(What you have to do)
The listing below should be copied in full, word for word.

Extracted records
========================

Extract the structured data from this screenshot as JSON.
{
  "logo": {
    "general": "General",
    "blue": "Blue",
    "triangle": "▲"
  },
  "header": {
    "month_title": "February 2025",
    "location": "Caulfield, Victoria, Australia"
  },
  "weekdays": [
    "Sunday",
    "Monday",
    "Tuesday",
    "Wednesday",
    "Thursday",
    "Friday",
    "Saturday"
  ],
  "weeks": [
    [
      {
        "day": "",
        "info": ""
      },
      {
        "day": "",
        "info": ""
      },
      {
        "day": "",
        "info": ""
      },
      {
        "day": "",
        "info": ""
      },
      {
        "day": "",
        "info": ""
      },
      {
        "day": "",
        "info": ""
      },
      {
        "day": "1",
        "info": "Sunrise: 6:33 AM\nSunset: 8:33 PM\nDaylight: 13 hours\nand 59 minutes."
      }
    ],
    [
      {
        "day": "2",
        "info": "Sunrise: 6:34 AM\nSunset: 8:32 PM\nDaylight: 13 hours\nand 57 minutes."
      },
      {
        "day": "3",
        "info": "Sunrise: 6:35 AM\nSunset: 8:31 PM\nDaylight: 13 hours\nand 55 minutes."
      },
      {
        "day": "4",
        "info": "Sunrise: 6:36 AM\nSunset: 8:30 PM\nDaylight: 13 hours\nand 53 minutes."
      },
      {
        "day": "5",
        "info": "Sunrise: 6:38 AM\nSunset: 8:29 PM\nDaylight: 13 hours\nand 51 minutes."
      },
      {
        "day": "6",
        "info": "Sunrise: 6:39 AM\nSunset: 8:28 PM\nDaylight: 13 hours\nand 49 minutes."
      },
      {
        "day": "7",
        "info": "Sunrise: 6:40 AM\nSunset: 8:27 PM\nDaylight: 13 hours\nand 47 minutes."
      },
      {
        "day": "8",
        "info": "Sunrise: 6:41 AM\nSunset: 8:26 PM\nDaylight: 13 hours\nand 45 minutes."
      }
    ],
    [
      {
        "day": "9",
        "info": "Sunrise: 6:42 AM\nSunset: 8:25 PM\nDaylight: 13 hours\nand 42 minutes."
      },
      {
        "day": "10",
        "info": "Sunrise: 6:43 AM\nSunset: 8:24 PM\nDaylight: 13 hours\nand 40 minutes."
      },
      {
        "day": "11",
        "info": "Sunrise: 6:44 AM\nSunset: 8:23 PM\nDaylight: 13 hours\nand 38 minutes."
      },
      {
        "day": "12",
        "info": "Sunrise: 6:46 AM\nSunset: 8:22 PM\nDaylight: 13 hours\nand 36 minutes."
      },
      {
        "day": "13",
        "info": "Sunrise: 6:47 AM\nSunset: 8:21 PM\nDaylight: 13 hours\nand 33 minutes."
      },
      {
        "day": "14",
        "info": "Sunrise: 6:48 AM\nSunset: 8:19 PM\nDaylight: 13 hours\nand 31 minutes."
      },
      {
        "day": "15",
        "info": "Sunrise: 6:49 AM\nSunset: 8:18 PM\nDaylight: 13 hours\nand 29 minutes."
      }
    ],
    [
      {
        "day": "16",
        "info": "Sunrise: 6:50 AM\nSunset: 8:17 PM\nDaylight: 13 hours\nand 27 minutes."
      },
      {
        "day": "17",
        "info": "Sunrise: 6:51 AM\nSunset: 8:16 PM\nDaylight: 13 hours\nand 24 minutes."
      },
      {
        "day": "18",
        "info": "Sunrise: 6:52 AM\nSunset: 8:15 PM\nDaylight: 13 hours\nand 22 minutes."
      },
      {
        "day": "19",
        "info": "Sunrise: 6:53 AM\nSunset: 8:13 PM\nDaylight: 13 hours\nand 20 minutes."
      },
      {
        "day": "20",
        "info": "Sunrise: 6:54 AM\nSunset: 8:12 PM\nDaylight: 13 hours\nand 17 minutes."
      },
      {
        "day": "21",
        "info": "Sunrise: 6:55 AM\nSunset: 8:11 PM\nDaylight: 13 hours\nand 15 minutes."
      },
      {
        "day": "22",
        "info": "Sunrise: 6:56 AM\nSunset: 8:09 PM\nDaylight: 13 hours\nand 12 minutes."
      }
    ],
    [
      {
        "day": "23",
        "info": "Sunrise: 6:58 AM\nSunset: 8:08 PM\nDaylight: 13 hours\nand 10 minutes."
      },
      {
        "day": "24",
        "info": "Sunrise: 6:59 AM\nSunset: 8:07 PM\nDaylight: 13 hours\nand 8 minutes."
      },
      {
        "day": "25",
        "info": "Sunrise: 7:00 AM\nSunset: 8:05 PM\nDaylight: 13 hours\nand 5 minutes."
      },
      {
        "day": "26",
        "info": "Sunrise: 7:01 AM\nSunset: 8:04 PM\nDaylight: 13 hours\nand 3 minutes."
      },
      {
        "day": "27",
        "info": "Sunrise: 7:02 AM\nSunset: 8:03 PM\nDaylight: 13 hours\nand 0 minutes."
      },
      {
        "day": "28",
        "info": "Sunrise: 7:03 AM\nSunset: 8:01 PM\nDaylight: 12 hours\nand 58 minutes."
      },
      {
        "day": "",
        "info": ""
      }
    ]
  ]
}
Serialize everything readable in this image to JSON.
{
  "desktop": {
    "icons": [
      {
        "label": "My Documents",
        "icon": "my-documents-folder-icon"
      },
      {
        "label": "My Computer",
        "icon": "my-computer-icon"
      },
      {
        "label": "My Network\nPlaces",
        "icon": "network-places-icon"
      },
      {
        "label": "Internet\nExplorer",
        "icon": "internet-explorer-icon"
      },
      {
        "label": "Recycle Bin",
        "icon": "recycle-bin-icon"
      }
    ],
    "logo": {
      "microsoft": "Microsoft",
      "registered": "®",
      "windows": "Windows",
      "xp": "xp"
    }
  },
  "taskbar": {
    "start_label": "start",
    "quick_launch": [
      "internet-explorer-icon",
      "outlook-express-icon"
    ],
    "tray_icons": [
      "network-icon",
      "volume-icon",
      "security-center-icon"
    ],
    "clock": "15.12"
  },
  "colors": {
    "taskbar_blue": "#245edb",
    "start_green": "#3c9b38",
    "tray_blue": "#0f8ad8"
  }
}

========================

(Complete response)
Extract the structured data from this screenshot as JSON.
{
  "logo": {
    "general": "General",
    "blue": "Blue",
    "triangle": "▲"
  },
  "header": {
    "month_title": "February 2025",
    "location": "Caulfield, Victoria, Australia"
  },
  "weekdays": [
    "Sunday",
    "Monday",
    "Tuesday",
    "Wednesday",
    "Thursday",
    "Friday",
    "Saturday"
  ],
  "weeks": [
    [
      {
        "day": "",
        "info": ""
      },
      {
        "day": "",
        "info": ""
      },
      {
        "day": "",
        "info": ""
      },
      {
        "day": "",
        "info": ""
      },
      {
        "day": "",
        "info": ""
      },
      {
        "day": "",
        "info": ""
      },
      {
        "day": "1",
        "info": "Sunrise: 6:33 AM\nSunset: 8:33 PM\nDaylight: 13 hours\nand 59 minutes."
      }
    ],
    [
      {
        "day": "2",
        "info": "Sunrise: 6:34 AM\nSunset: 8:32 PM\nDaylight: 13 hours\nand 57 minutes."
      },
      {
        "day": "3",
        "info": "Sunrise: 6:35 AM\nSunset: 8:31 PM\nDaylight: 13 hours\nand 55 minutes."
      },
      {
        "day": "4",
        "info": "Sunrise: 6:36 AM\nSunset: 8:30 PM\nDaylight: 13 hours\nand 53 minutes."
      },
      {
        "day": "5",
        "info": "Sunrise: 6:38 AM\nSunset: 8:29 PM\nDaylight: 13 hours\nand 51 minutes."
      },
      {
        "day": "6",
        "info": "Sunrise: 6:39 AM\nSunset: 8:28 PM\nDaylight: 13 hours\nand 49 minutes."
      },
      {
        "day": "7",
        "info": "Sunrise: 6:40 AM\nSunset: 8:27 PM\nDaylight: 13 hours\nand 47 minutes."
      },
      {
        "day": "8",
        "info": "Sunrise: 6:41 AM\nSunset: 8:26 PM\nDaylight: 13 hours\nand 45 minutes."
      }
    ],
    [
      {
        "day": "9",
        "info": "Sunrise: 6:42 AM\nSunset: 8:25 PM\nDaylight: 13 hours\nand 42 minutes."
      },
      {
        "day": "10",
        "info": "Sunrise: 6:43 AM\nSunset: 8:24 PM\nDaylight: 13 hours\nand 40 minutes."
      },
      {
        "day": "11",
        "info": "Sunrise: 6:44 AM\nSunset: 8:23 PM\nDaylight: 13 hours\nand 38 minutes."
      },
      {
        "day": "12",
        "info": "Sunrise: 6:46 AM\nSunset: 8:22 PM\nDaylight: 13 hours\nand 36 minutes."
      },
      {
        "day": "13",
        "info": "Sunrise: 6:47 AM\nSunset: 8:21 PM\nDaylight: 13 hours\nand 33 minutes."
      },
      {
        "day": "14",
        "info": "Sunrise: 6:48 AM\nSunset: 8:19 PM\nDaylight: 13 hours\nand 31 minutes."
      },
      {
        "day": "15",
        "info": "Sunrise: 6:49 AM\nSunset: 8:18 PM\nDaylight: 13 hours\nand 29 minutes."
      }
    ],
    [
      {
        "day": "16",
        "info": "Sunrise: 6:50 AM\nSunset: 8:17 PM\nDaylight: 13 hours\nand 27 minutes."
      },
      {
        "day": "17",
        "info": "Sunrise: 6:51 AM\nSunset: 8:16 PM\nDaylight: 13 hours\nand 24 minutes."
      },
      {
        "day": "18",
        "info": "Sunrise: 6:52 AM\nSunset: 8:15 PM\nDaylight: 13 hours\nand 22 minutes."
      },
      {
        "day": "19",
        "info": "Sunrise: 6:53 AM\nSunset: 8:13 PM\nDaylight: 13 hours\nand 20 minutes."
      },
      {
        "day": "20",
        "info": "Sunrise: 6:54 AM\nSunset: 8:12 PM\nDaylight: 13 hours\nand 17 minutes."
      },
      {
        "day": "21",
        "info": "Sunrise: 6:55 AM\nSunset: 8:11 PM\nDaylight: 13 hours\nand 15 minutes."
      },
      {
        "day": "22",
        "info": "Sunrise: 6:56 AM\nSunset: 8:09 PM\nDaylight: 13 hours\nand 12 minutes."
      }
    ],
    [
      {
        "day": "23",
        "info": "Sunrise: 6:58 AM\nSunset: 8:08 PM\nDaylight: 13 hours\nand 10 minutes."
      },
      {
        "day": "24",
        "info": "Sunrise: 6:59 AM\nSunset: 8:07 PM\nDaylight: 13 hours\nand 8 minutes."
      },
      {
        "day": "25",
        "info": "Sunrise: 7:00 AM\nSunset: 8:05 PM\nDaylight: 13 hours\nand 5 minutes."
      },
      {
        "day": "26",
        "info": "Sunrise: 7:01 AM\nSunset: 8:04 PM\nDaylight: 13 hours\nand 3 minutes."
      },
      {
        "day": "27",
        "info": "Sunrise: 7:02 AM\nSunset: 8:03 PM\nDaylight: 13 hours\nand 0 minutes."
      },
      {
        "day": "28",
        "info": "Sunrise: 7:03 AM\nSunset: 8:01 PM\nDaylight: 12 hours\nand 58 minutes."
      },
      {
        "day": "",
        "info": ""
      }
    ]
  ]
}
Serialize everything readable in this image to JSON.
{
  "desktop": {
    "icons": [
      {
        "label": "My Documents",
        "icon": "my-documents-folder-icon"
      },
      {
        "label": "My Computer",
        "icon": "my-computer-icon"
      },
      {
        "label": "My Network\nPlaces",
        "icon": "network-places-icon"
      },
      {
        "label": "Internet\nExplorer",
        "icon": "internet-explorer-icon"
      },
      {
        "label": "Recycle Bin",
        "icon": "recycle-bin-icon"
      }
    ],
    "logo": {
      "microsoft": "Microsoft",
      "registered": "®",
      "windows": "Windows",
      "xp": "xp"
    }
  },
  "taskbar": {
    "start_label": "start",
    "quick_launch": [
      "internet-explorer-icon",
      "outlook-express-icon"
    ],
    "tray_icons": [
      "network-icon",
      "volume-icon",
      "security-center-icon"
    ],
    "clock": "15.12"
  },
  "colors": {
    "taskbar_blue": "#245edb",
    "start_green": "#3c9b38",
    "tray_blue": "#0f8ad8"
  }
}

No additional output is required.